# [Dataset entries]
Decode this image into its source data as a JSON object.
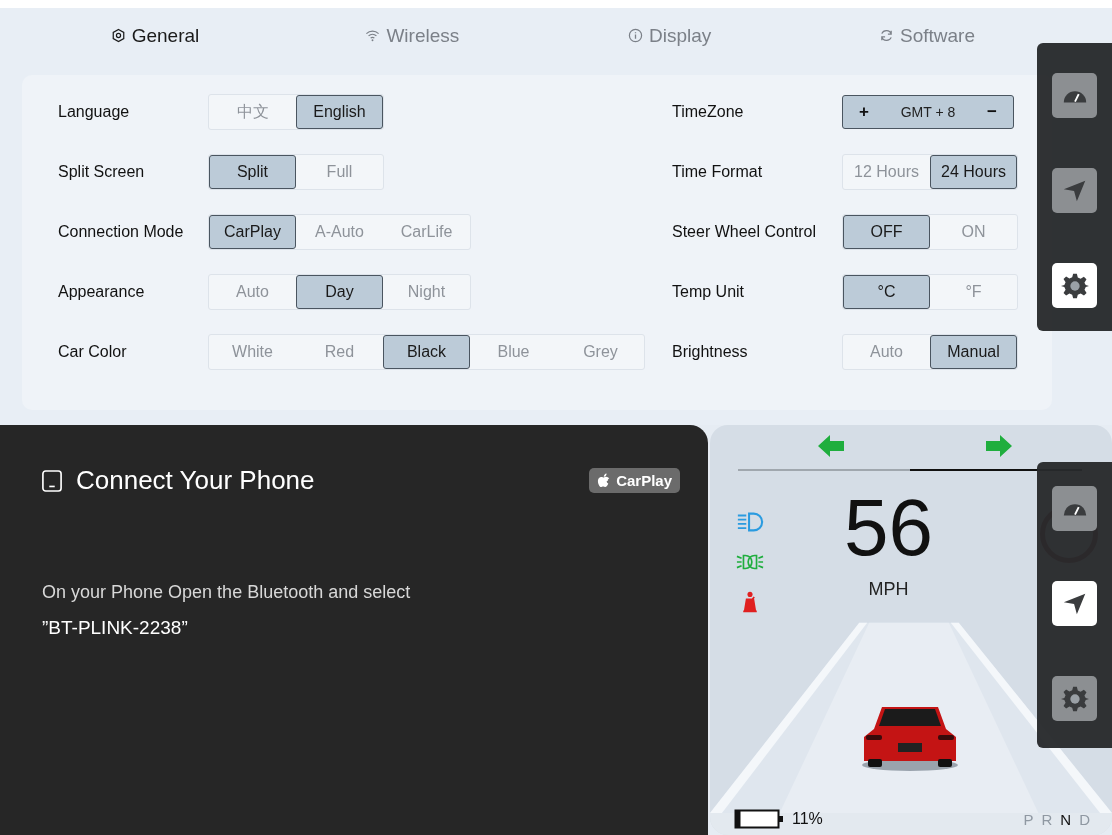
{
  "tabs": [
    {
      "label": "General",
      "kind": "general",
      "selected": true
    },
    {
      "label": "Wireless",
      "kind": "wireless",
      "selected": false
    },
    {
      "label": "Display",
      "kind": "display",
      "selected": false
    },
    {
      "label": "Software",
      "kind": "software",
      "selected": false
    }
  ],
  "settings": {
    "left": [
      {
        "kind": "segmented",
        "label": "Language",
        "options": [
          {
            "label": "中文",
            "selected": false
          },
          {
            "label": "English",
            "selected": true
          }
        ]
      },
      {
        "kind": "segmented",
        "label": "Split Screen",
        "options": [
          {
            "label": "Split",
            "selected": true
          },
          {
            "label": "Full",
            "selected": false
          }
        ]
      },
      {
        "kind": "segmented",
        "label": "Connection Mode",
        "options": [
          {
            "label": "CarPlay",
            "selected": true
          },
          {
            "label": "A-Auto",
            "selected": false
          },
          {
            "label": "CarLife",
            "selected": false
          }
        ]
      },
      {
        "kind": "segmented",
        "label": "Appearance",
        "options": [
          {
            "label": "Auto",
            "selected": false
          },
          {
            "label": "Day",
            "selected": true
          },
          {
            "label": "Night",
            "selected": false
          }
        ]
      },
      {
        "kind": "segmented",
        "label": "Car Color",
        "options": [
          {
            "label": "White",
            "selected": false
          },
          {
            "label": "Red",
            "selected": false
          },
          {
            "label": "Black",
            "selected": true
          },
          {
            "label": "Blue",
            "selected": false
          },
          {
            "label": "Grey",
            "selected": false
          }
        ]
      }
    ],
    "right": [
      {
        "kind": "stepper",
        "label": "TimeZone",
        "increase": "+",
        "value": "GMT + 8",
        "decrease": "−"
      },
      {
        "kind": "segmented",
        "label": "Time Format",
        "options": [
          {
            "label": "12 Hours",
            "selected": false
          },
          {
            "label": "24 Hours",
            "selected": true
          }
        ]
      },
      {
        "kind": "segmented",
        "label": "Steer Wheel Control",
        "options": [
          {
            "label": "OFF",
            "selected": true
          },
          {
            "label": "ON",
            "selected": false
          }
        ]
      },
      {
        "kind": "segmented",
        "label": "Temp Unit",
        "options": [
          {
            "label": "°C",
            "selected": true
          },
          {
            "label": "°F",
            "selected": false
          }
        ]
      },
      {
        "kind": "segmented",
        "label": "Brightness",
        "options": [
          {
            "label": "Auto",
            "selected": false
          },
          {
            "label": "Manual",
            "selected": true
          }
        ]
      }
    ]
  },
  "docks": [
    {
      "items": [
        {
          "selected": false
        },
        {
          "selected": false
        },
        {
          "selected": true
        }
      ]
    },
    {
      "items": [
        {
          "selected": false
        },
        {
          "selected": true
        },
        {
          "selected": false
        }
      ]
    }
  ],
  "phone_card": {
    "title": "Connect Your Phone",
    "badge": "CarPlay",
    "instruction": "On your Phone Open the Bluetooth and select",
    "device_name": "”BT-PLINK-2238”"
  },
  "cluster": {
    "speed": "56",
    "unit": "MPH",
    "battery": "11%",
    "gears": [
      {
        "label": "P",
        "selected": false
      },
      {
        "label": "R",
        "selected": false
      },
      {
        "label": "N",
        "selected": true
      },
      {
        "label": "D",
        "selected": false
      }
    ]
  }
}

# [Aim]
Transcribe every entry above exactly. Omit all pictures.

# [Response]
Decode this image into its source data as a JSON object.
{
  "tabs": [
    {
      "label": "General",
      "kind": "general",
      "selected": true
    },
    {
      "label": "Wireless",
      "kind": "wireless",
      "selected": false
    },
    {
      "label": "Display",
      "kind": "display",
      "selected": false
    },
    {
      "label": "Software",
      "kind": "software",
      "selected": false
    }
  ],
  "settings": {
    "left": [
      {
        "kind": "segmented",
        "label": "Language",
        "options": [
          {
            "label": "中文",
            "selected": false
          },
          {
            "label": "English",
            "selected": true
          }
        ]
      },
      {
        "kind": "segmented",
        "label": "Split Screen",
        "options": [
          {
            "label": "Split",
            "selected": true
          },
          {
            "label": "Full",
            "selected": false
          }
        ]
      },
      {
        "kind": "segmented",
        "label": "Connection Mode",
        "options": [
          {
            "label": "CarPlay",
            "selected": true
          },
          {
            "label": "A-Auto",
            "selected": false
          },
          {
            "label": "CarLife",
            "selected": false
          }
        ]
      },
      {
        "kind": "segmented",
        "label": "Appearance",
        "options": [
          {
            "label": "Auto",
            "selected": false
          },
          {
            "label": "Day",
            "selected": true
          },
          {
            "label": "Night",
            "selected": false
          }
        ]
      },
      {
        "kind": "segmented",
        "label": "Car Color",
        "options": [
          {
            "label": "White",
            "selected": false
          },
          {
            "label": "Red",
            "selected": false
          },
          {
            "label": "Black",
            "selected": true
          },
          {
            "label": "Blue",
            "selected": false
          },
          {
            "label": "Grey",
            "selected": false
          }
        ]
      }
    ],
    "right": [
      {
        "kind": "stepper",
        "label": "TimeZone",
        "increase": "+",
        "value": "GMT + 8",
        "decrease": "−"
      },
      {
        "kind": "segmented",
        "label": "Time Format",
        "options": [
          {
            "label": "12 Hours",
            "selected": false
          },
          {
            "label": "24 Hours",
            "selected": true
          }
        ]
      },
      {
        "kind": "segmented",
        "label": "Steer Wheel Control",
        "options": [
          {
            "label": "OFF",
            "selected": true
          },
          {
            "label": "ON",
            "selected": false
          }
        ]
      },
      {
        "kind": "segmented",
        "label": "Temp Unit",
        "options": [
          {
            "label": "°C",
            "selected": true
          },
          {
            "label": "°F",
            "selected": false
          }
        ]
      },
      {
        "kind": "segmented",
        "label": "Brightness",
        "options": [
          {
            "label": "Auto",
            "selected": false
          },
          {
            "label": "Manual",
            "selected": true
          }
        ]
      }
    ]
  },
  "docks": [
    {
      "items": [
        {
          "selected": false
        },
        {
          "selected": false
        },
        {
          "selected": true
        }
      ]
    },
    {
      "items": [
        {
          "selected": false
        },
        {
          "selected": true
        },
        {
          "selected": false
        }
      ]
    }
  ],
  "phone_card": {
    "title": "Connect Your Phone",
    "badge": "CarPlay",
    "instruction": "On your Phone Open the Bluetooth and select",
    "device_name": "”BT-PLINK-2238”"
  },
  "cluster": {
    "speed": "56",
    "unit": "MPH",
    "battery": "11%",
    "gears": [
      {
        "label": "P",
        "selected": false
      },
      {
        "label": "R",
        "selected": false
      },
      {
        "label": "N",
        "selected": true
      },
      {
        "label": "D",
        "selected": false
      }
    ]
  }
}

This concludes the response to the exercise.